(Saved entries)
· · · · ·

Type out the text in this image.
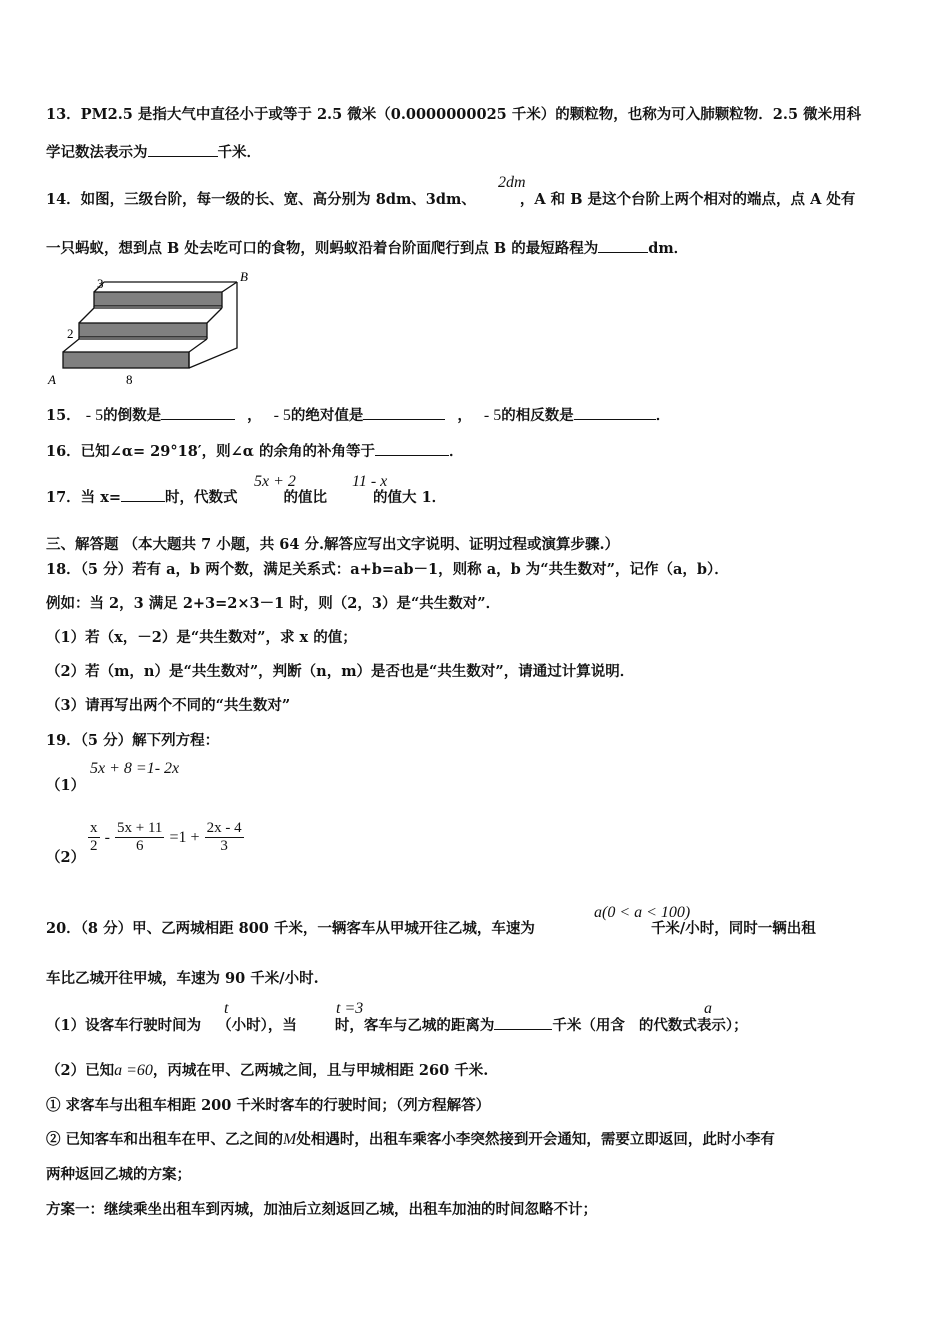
13．PM2.5 是指大气中直径小于或等于 2.5 微米（0.0000000025 千米）的颗粒物，也称为可入肺颗粒物．2.5 微米用科
学记数法表示为	千米．
2dm
14．如图，三级台阶，每一级的长、宽、高分别为 8dm、3dm、	，A 和 B 是这个台阶上两个相对的端点，点 A 处有
一只蚂蚁，想到点 B 处去吃可口的食物，则蚂蚁沿着台阶面爬行到点 B 的最短路程为	dm．
3
2
8
A
B
15． - 5的倒数是	， - 5的绝对值是	， - 5的相反数是	．
16．已知∠α= 29°18′，则∠α 的余角的补角等于	．
5x + 2	11 - x
17．当 x=	时，代数式	的值比	的值大 1．
三、解答题 （本大题共 7 小题，共 64 分.解答应写出文字说明、证明过程或演算步骤.）
18．（5 分）若有 a，b 两个数，满足关系式：a+b=ab－1，则称 a，b 为“共生数对”，记作（a，b）．
例如：当 2，3 满足 2+3=2×3－1 时，则（2，3）是“共生数对”．
（1）若（x，－2）是“共生数对”，求 x 的值；
（2）若（m，n）是“共生数对”，判断（n，m）是否也是“共生数对”，请通过计算说明．
（3）请再写出两个不同的“共生数对”
19．（5 分）解下列方程：
（1）
5x + 8 =1- 2x
（2）
$\frac{x}{2} - \frac{5x + 11}{6} =1 + \frac{2x - 4}{3}$
a(0 < a < 100)
20．（8 分）甲、乙两城相距 800 千米，一辆客车从甲城开往乙城，车速为	千米/小时，同时一辆出租
车比乙城开往甲城，车速为 90 千米/小时.
t	t =3	a
（1）设客车行驶时间为 （小时），当	时，客车与乙城的距离为	千米（用含 的代数式表示）；
（2）已知a =60，丙城在甲、乙两城之间，且与甲城相距 260 千米.
① 求客车与出租车相距 200 千米时客车的行驶时间；（列方程解答）
② 已知客车和出租车在甲、乙之间的M处相遇时，出租车乘客小李突然接到开会通知，需要立即返回，此时小李有
两种返回乙城的方案；
方案一：继续乘坐出租车到丙城，加油后立刻返回乙城，出租车加油的时间忽略不计；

· · · · ·

Exercise instructions:
Pictures are to be left out; the records above must be repeated word for word.

Result of this task:
Type out the text in this image.
13．PM2.5 是指大气中直径小于或等于 2.5 微米（0.0000000025 千米）的颗粒物，也称为可入肺颗粒物．2.5 微米用科
学记数法表示为	千米．
2dm
14．如图，三级台阶，每一级的长、宽、高分别为 8dm、3dm、	，A 和 B 是这个台阶上两个相对的端点，点 A 处有
一只蚂蚁，想到点 B 处去吃可口的食物，则蚂蚁沿着台阶面爬行到点 B 的最短路程为	dm．
3
2
8
A
B
15． - 5的倒数是	， - 5的绝对值是	， - 5的相反数是	．
16．已知∠α= 29°18′，则∠α 的余角的补角等于	．
5x + 2	11 - x
17．当 x=	时，代数式	的值比	的值大 1．
三、解答题 （本大题共 7 小题，共 64 分.解答应写出文字说明、证明过程或演算步骤.）
18．（5 分）若有 a，b 两个数，满足关系式：a+b=ab－1，则称 a，b 为“共生数对”，记作（a，b）．
例如：当 2，3 满足 2+3=2×3－1 时，则（2，3）是“共生数对”．
（1）若（x，－2）是“共生数对”，求 x 的值；
（2）若（m，n）是“共生数对”，判断（n，m）是否也是“共生数对”，请通过计算说明．
（3）请再写出两个不同的“共生数对”
19．（5 分）解下列方程：
（1）
5x + 8 =1- 2x
（2）
$\frac{x}{2} - \frac{5x + 11}{6} =1 + \frac{2x - 4}{3}$
a(0 < a < 100)
20．（8 分）甲、乙两城相距 800 千米，一辆客车从甲城开往乙城，车速为	千米/小时，同时一辆出租
车比乙城开往甲城，车速为 90 千米/小时.
t	t =3	a
（1）设客车行驶时间为 （小时），当	时，客车与乙城的距离为	千米（用含 的代数式表示）；
（2）已知a =60，丙城在甲、乙两城之间，且与甲城相距 260 千米.
① 求客车与出租车相距 200 千米时客车的行驶时间；（列方程解答）
② 已知客车和出租车在甲、乙之间的M处相遇时，出租车乘客小李突然接到开会通知，需要立即返回，此时小李有
两种返回乙城的方案；
方案一：继续乘坐出租车到丙城，加油后立刻返回乙城，出租车加油的时间忽略不计；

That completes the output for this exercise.